>> Start
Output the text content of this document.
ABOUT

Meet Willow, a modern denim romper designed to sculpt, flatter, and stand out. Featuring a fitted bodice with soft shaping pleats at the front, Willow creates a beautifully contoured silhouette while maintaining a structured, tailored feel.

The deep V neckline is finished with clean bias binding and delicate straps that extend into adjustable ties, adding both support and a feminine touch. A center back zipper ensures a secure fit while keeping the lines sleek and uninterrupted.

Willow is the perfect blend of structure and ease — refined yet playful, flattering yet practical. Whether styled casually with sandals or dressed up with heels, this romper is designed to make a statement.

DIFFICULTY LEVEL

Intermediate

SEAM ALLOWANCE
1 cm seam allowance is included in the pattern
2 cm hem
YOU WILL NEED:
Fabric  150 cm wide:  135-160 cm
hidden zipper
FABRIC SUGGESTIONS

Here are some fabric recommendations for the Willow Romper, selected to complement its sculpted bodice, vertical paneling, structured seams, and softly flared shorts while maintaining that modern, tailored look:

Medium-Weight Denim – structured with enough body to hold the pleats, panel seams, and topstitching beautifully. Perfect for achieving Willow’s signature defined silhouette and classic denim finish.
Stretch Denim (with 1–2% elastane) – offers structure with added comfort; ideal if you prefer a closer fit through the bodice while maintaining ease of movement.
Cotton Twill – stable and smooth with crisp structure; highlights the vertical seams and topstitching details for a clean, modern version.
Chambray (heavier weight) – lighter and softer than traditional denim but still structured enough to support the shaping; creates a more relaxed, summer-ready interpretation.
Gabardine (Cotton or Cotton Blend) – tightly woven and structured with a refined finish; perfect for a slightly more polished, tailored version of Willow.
>> End
What you should do:
Gather every line from the listing above in which the word "seams" appears.

Result of the exercise:
Here are some fabric recommendations for the Willow Romper, selected to complement its sculpted bodice, vertical paneling, structured seams, and softly flared shorts while maintaining that modern, tailored look:
Medium-Weight Denim – structured with enough body to hold the pleats, panel seams, and topstitching beautifully. Perfect for achieving Willow’s signature defined silhouette and classic denim finish.
Cotton Twill – stable and smooth with crisp structure; highlights the vertical seams and topstitching details for a clean, modern version.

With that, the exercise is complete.